::: Entries :::

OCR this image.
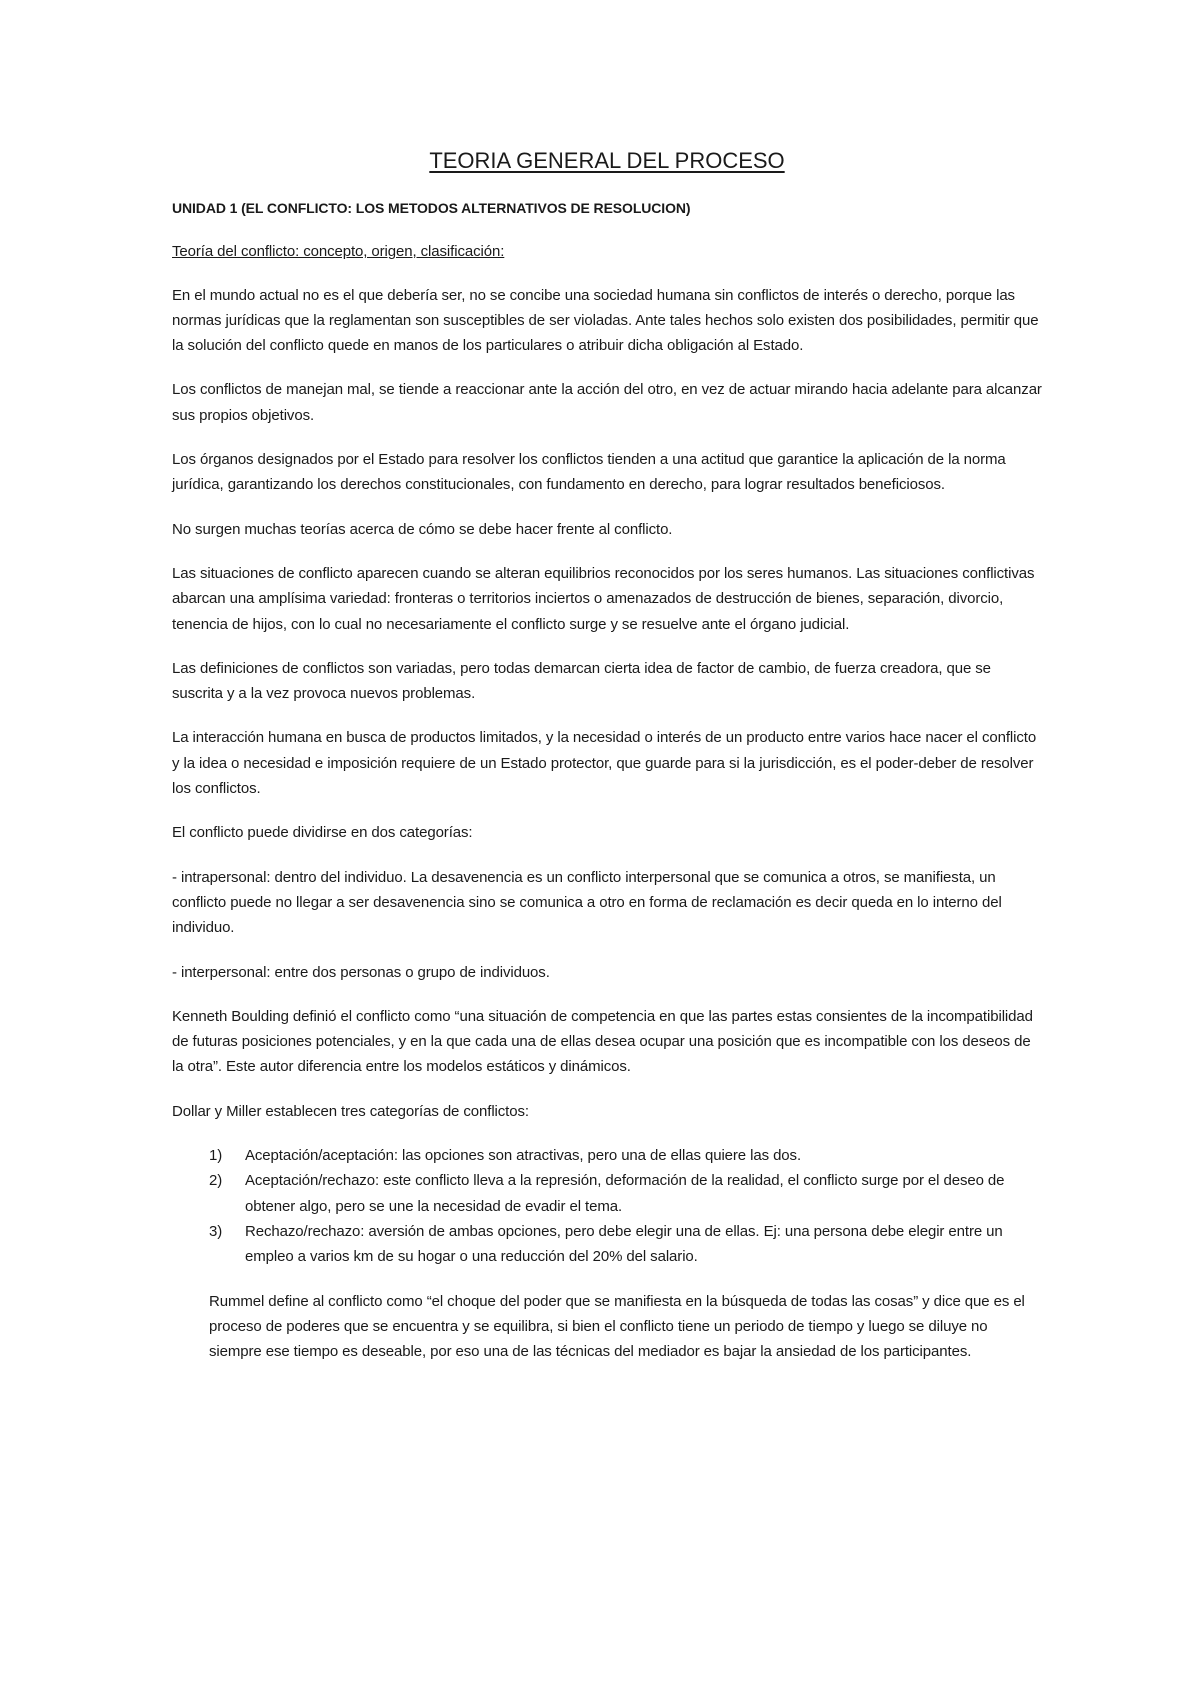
TEORIA GENERAL DEL PROCESO
UNIDAD 1 (EL CONFLICTO: LOS METODOS ALTERNATIVOS DE RESOLUCION)
Teoría del conflicto: concepto, origen, clasificación:

En el mundo actual no es el que debería ser, no se concibe una sociedad humana sin conflictos de interés o derecho, porque las normas jurídicas que la reglamentan son susceptibles de ser violadas. Ante tales hechos solo existen dos posibilidades, permitir que la solución del conflicto quede en manos de los particulares o atribuir dicha obligación al Estado.

Los conflictos de manejan mal, se tiende a reaccionar ante la acción del otro, en vez de actuar mirando hacia adelante para alcanzar sus propios objetivos.

Los órganos designados por el Estado para resolver los conflictos tienden a una actitud que garantice la aplicación de la norma jurídica, garantizando los derechos constitucionales, con fundamento en derecho, para lograr resultados beneficiosos.

No surgen muchas teorías acerca de cómo se debe hacer frente al conflicto.

Las situaciones de conflicto aparecen cuando se alteran equilibrios reconocidos por los seres humanos. Las situaciones conflictivas abarcan una amplísima variedad: fronteras o territorios inciertos o amenazados de destrucción de bienes, separación, divorcio, tenencia de hijos, con lo cual no necesariamente el conflicto surge y se resuelve ante el órgano judicial.

Las definiciones de conflictos son variadas, pero todas demarcan cierta idea de factor de cambio, de fuerza creadora, que se suscrita y a la vez provoca nuevos problemas.

La interacción humana en busca de productos limitados, y la necesidad o interés de un producto entre varios hace nacer el conflicto y la idea o necesidad e imposición requiere de un Estado protector, que guarde para si la jurisdicción, es el poder-deber de resolver los conflictos.

El conflicto puede dividirse en dos categorías:

- intrapersonal: dentro del individuo. La desavenencia es un conflicto interpersonal que se comunica a otros, se manifiesta, un conflicto puede no llegar a ser desavenencia sino se comunica a otro en forma de reclamación es decir queda en lo interno del individuo.

- interpersonal: entre dos personas o grupo de individuos.

Kenneth Boulding definió el conflicto como “una situación de competencia en que las partes estas consientes de la incompatibilidad de futuras posiciones potenciales, y en la que cada una de ellas desea ocupar una posición que es incompatible con los deseos de la otra”. Este autor diferencia entre los modelos estáticos y dinámicos.

Dollar y Miller establecen tres categorías de conflictos:

1) Aceptación/aceptación: las opciones son atractivas, pero una de ellas quiere las dos.
2) Aceptación/rechazo: este conflicto lleva a la represión, deformación de la realidad, el conflicto surge por el deseo de obtener algo, pero se une la necesidad de evadir el tema.
3) Rechazo/rechazo: aversión de ambas opciones, pero debe elegir una de ellas. Ej: una persona debe elegir entre un empleo a varios km de su hogar o una reducción del 20% del salario.

Rummel define al conflicto como “el choque del poder que se manifiesta en la búsqueda de todas las cosas” y dice que es el proceso de poderes que se encuentra y se equilibra, si bien el conflicto tiene un periodo de tiempo y luego se diluye no siempre ese tiempo es deseable, por eso una de las técnicas del mediador es bajar la ansiedad de los participantes.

:::

Prompt |
Go through the material above and count the lines that contain "pero"; answer with the number alone.

Answer for this exercise |
4